**AIM**
Your task is to copy the listing exactly, with the pictures left out.

**GIVEN RECORDS**
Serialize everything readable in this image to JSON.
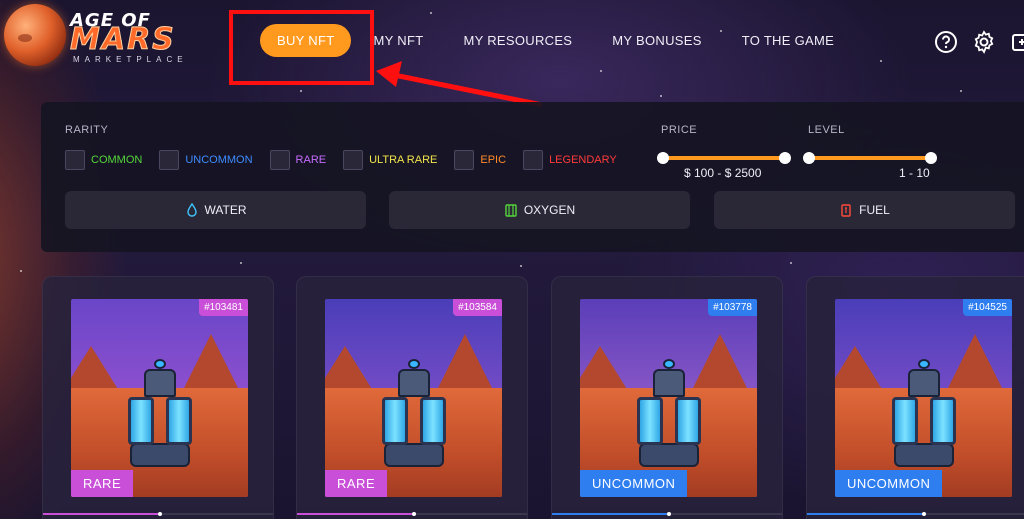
{
  "logo": {
    "title": "AGE OF",
    "mars": "MARS",
    "subtitle": "MARKETPLACE"
  },
  "nav": {
    "items": [
      {
        "label": "BUY NFT",
        "active": true
      },
      {
        "label": "MY NFT"
      },
      {
        "label": "MY RESOURCES"
      },
      {
        "label": "MY BONUSES"
      },
      {
        "label": "TO THE GAME"
      }
    ]
  },
  "header_icons": [
    "help-icon",
    "gear-icon",
    "wallet-icon"
  ],
  "filters": {
    "rarity_label": "RARITY",
    "rarities": [
      {
        "label": "COMMON",
        "color": "#54d63a"
      },
      {
        "label": "UNCOMMON",
        "color": "#3e8cff"
      },
      {
        "label": "RARE",
        "color": "#c66bff"
      },
      {
        "label": "ULTRA RARE",
        "color": "#f2e54a"
      },
      {
        "label": "EPIC",
        "color": "#ff8a2a"
      },
      {
        "label": "LEGENDARY",
        "color": "#ff3a3a"
      }
    ],
    "price_label": "PRICE",
    "price_range": "$ 100 - $ 2500",
    "level_label": "LEVEL",
    "level_range": "1 - 10",
    "resources": [
      {
        "label": "WATER",
        "icon": "water-drop-icon",
        "color": "#3ec8ff"
      },
      {
        "label": "OXYGEN",
        "icon": "oxygen-tank-icon",
        "color": "#54d63a"
      },
      {
        "label": "FUEL",
        "icon": "fuel-can-icon",
        "color": "#ff4a3a"
      }
    ]
  },
  "cards": [
    {
      "id": "#103481",
      "rarity": "RARE",
      "badge_color": "#c94fd8",
      "sky_top": "#6a46c8",
      "sky_bottom": "#b25ad6"
    },
    {
      "id": "#103584",
      "rarity": "RARE",
      "badge_color": "#c94fd8",
      "sky_top": "#4a3eb8",
      "sky_bottom": "#a25ad6"
    },
    {
      "id": "#103778",
      "rarity": "UNCOMMON",
      "badge_color": "#2f7ef0",
      "sky_top": "#5a3eb8",
      "sky_bottom": "#b870d6"
    },
    {
      "id": "#104525",
      "rarity": "UNCOMMON",
      "badge_color": "#2f7ef0",
      "sky_top": "#4a3eb8",
      "sky_bottom": "#a25ad6"
    }
  ],
  "colors": {
    "accent": "#ff9a1f",
    "highlight": "#ff1010"
  }
}
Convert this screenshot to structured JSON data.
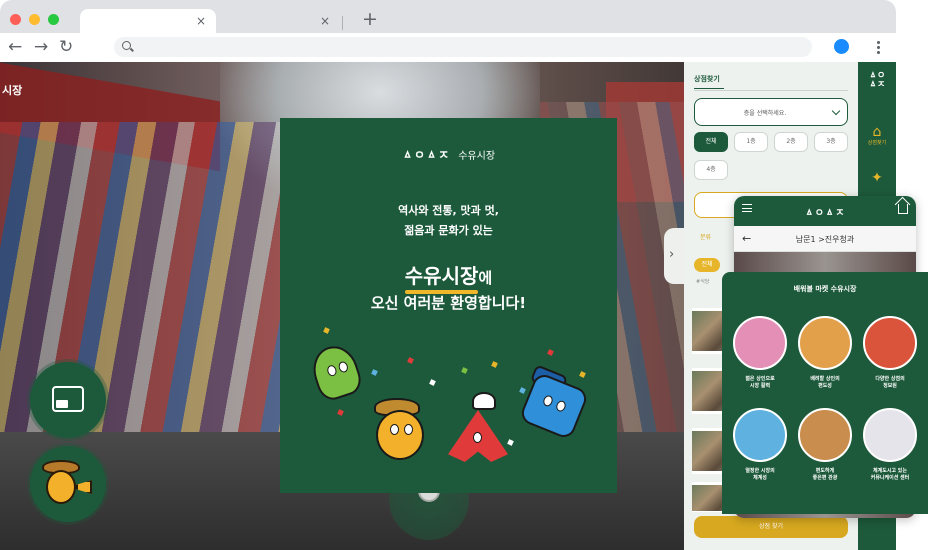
{
  "browser": {
    "tab_close_glyph": "×",
    "new_tab_glyph": "+",
    "back_glyph": "←",
    "forward_glyph": "→",
    "reload_glyph": "↻",
    "icons": [
      "search-icon",
      "profile-icon",
      "kebab-menu-icon"
    ],
    "profile_color": "#1a8cff"
  },
  "viewport": {
    "sign_text": "시장",
    "side_handle_glyph": "›"
  },
  "welcome": {
    "logo_mark": "ㅿㅇㅿㅈ",
    "logo_name": "수유시장",
    "tagline_1": "역사와 전통, 맛과 멋,",
    "tagline_2": "젊음과 문화가 있는",
    "brand_name": "수유시장",
    "brand_suffix": "에",
    "message": "오신 여러분 환영합니다!",
    "accent": "#f0b72b",
    "background": "#1d5a3b"
  },
  "panel": {
    "tab_label": "상점찾기",
    "select_placeholder": "층을 선택하세요.",
    "floors": [
      "전체",
      "1층",
      "2층",
      "3층",
      "4층"
    ],
    "category_tab": "분류",
    "category_pill": "전체",
    "category_chip": "#식당",
    "bottom_button": "상점 찾기"
  },
  "rail": {
    "logo": "ㅿㅇ\nㅿㅈ",
    "items": [
      {
        "icon": "store-icon",
        "glyph": "⌂",
        "label": "상점찾기"
      },
      {
        "icon": "map-icon",
        "glyph": "✦",
        "label": ""
      }
    ]
  },
  "phone": {
    "logo": "ㅿㅇㅿㅈ",
    "back_glyph": "←",
    "title": "남문1 >진우청과"
  },
  "overlay": {
    "title": "배워볼 마켓 수유시장",
    "items": [
      {
        "label": "젊은 상인으로\n시장 활력",
        "color": "#e48fb6"
      },
      {
        "label": "배려할 상인의\n편도성",
        "color": "#e3a04a"
      },
      {
        "label": "다양한 상점의\n정보원",
        "color": "#d9543a"
      },
      {
        "label": "열정한 시장의\n체계성",
        "color": "#5fb2e0"
      },
      {
        "label": "편도하게\n좋은편 관광",
        "color": "#c98d4d"
      },
      {
        "label": "체계도시고 있는\n커뮤니케이션 센터",
        "color": "#e4e4ea"
      }
    ]
  }
}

**THE ANSWER**
Serialize everything readable in this image to JSON.
{
  "logo": {
    "title": "AGE OF",
    "mars": "MARS",
    "subtitle": "MARKETPLACE"
  },
  "nav": {
    "items": [
      {
        "label": "BUY NFT",
        "active": true
      },
      {
        "label": "MY NFT"
      },
      {
        "label": "MY RESOURCES"
      },
      {
        "label": "MY BONUSES"
      },
      {
        "label": "TO THE GAME"
      }
    ]
  },
  "header_icons": [
    "help-icon",
    "gear-icon",
    "wallet-icon"
  ],
  "filters": {
    "rarity_label": "RARITY",
    "rarities": [
      {
        "label": "COMMON",
        "color": "#54d63a"
      },
      {
        "label": "UNCOMMON",
        "color": "#3e8cff"
      },
      {
        "label": "RARE",
        "color": "#c66bff"
      },
      {
        "label": "ULTRA RARE",
        "color": "#f2e54a"
      },
      {
        "label": "EPIC",
        "color": "#ff8a2a"
      },
      {
        "label": "LEGENDARY",
        "color": "#ff3a3a"
      }
    ],
    "price_label": "PRICE",
    "price_range": "$ 100 - $ 2500",
    "level_label": "LEVEL",
    "level_range": "1 - 10",
    "resources": [
      {
        "label": "WATER",
        "icon": "water-drop-icon",
        "color": "#3ec8ff"
      },
      {
        "label": "OXYGEN",
        "icon": "oxygen-tank-icon",
        "color": "#54d63a"
      },
      {
        "label": "FUEL",
        "icon": "fuel-can-icon",
        "color": "#ff4a3a"
      }
    ]
  },
  "cards": [
    {
      "id": "#103481",
      "rarity": "RARE",
      "badge_color": "#c94fd8",
      "sky_top": "#6a46c8",
      "sky_bottom": "#b25ad6"
    },
    {
      "id": "#103584",
      "rarity": "RARE",
      "badge_color": "#c94fd8",
      "sky_top": "#4a3eb8",
      "sky_bottom": "#a25ad6"
    },
    {
      "id": "#103778",
      "rarity": "UNCOMMON",
      "badge_color": "#2f7ef0",
      "sky_top": "#5a3eb8",
      "sky_bottom": "#b870d6"
    },
    {
      "id": "#104525",
      "rarity": "UNCOMMON",
      "badge_color": "#2f7ef0",
      "sky_top": "#4a3eb8",
      "sky_bottom": "#a25ad6"
    }
  ],
  "colors": {
    "accent": "#ff9a1f",
    "highlight": "#ff1010"
  }
}
Convert this screenshot to structured JSON data.
{
  "browser": {
    "tab_close_glyph": "×",
    "new_tab_glyph": "+",
    "back_glyph": "←",
    "forward_glyph": "→",
    "reload_glyph": "↻",
    "icons": [
      "search-icon",
      "profile-icon",
      "kebab-menu-icon"
    ],
    "profile_color": "#1a8cff"
  },
  "viewport": {
    "sign_text": "시장",
    "side_handle_glyph": "›"
  },
  "welcome": {
    "logo_mark": "ㅿㅇㅿㅈ",
    "logo_name": "수유시장",
    "tagline_1": "역사와 전통, 맛과 멋,",
    "tagline_2": "젊음과 문화가 있는",
    "brand_name": "수유시장",
    "brand_suffix": "에",
    "message": "오신 여러분 환영합니다!",
    "accent": "#f0b72b",
    "background": "#1d5a3b"
  },
  "panel": {
    "tab_label": "상점찾기",
    "select_placeholder": "층을 선택하세요.",
    "floors": [
      "전체",
      "1층",
      "2층",
      "3층",
      "4층"
    ],
    "category_tab": "분류",
    "category_pill": "전체",
    "category_chip": "#식당",
    "bottom_button": "상점 찾기"
  },
  "rail": {
    "logo": "ㅿㅇ\nㅿㅈ",
    "items": [
      {
        "icon": "store-icon",
        "glyph": "⌂",
        "label": "상점찾기"
      },
      {
        "icon": "map-icon",
        "glyph": "✦",
        "label": ""
      }
    ]
  },
  "phone": {
    "logo": "ㅿㅇㅿㅈ",
    "back_glyph": "←",
    "title": "남문1 >진우청과"
  },
  "overlay": {
    "title": "배워볼 마켓 수유시장",
    "items": [
      {
        "label": "젊은 상인으로\n시장 활력",
        "color": "#e48fb6"
      },
      {
        "label": "배려할 상인의\n편도성",
        "color": "#e3a04a"
      },
      {
        "label": "다양한 상점의\n정보원",
        "color": "#d9543a"
      },
      {
        "label": "열정한 시장의\n체계성",
        "color": "#5fb2e0"
      },
      {
        "label": "편도하게\n좋은편 관광",
        "color": "#c98d4d"
      },
      {
        "label": "체계도시고 있는\n커뮤니케이션 센터",
        "color": "#e4e4ea"
      }
    ]
  }
}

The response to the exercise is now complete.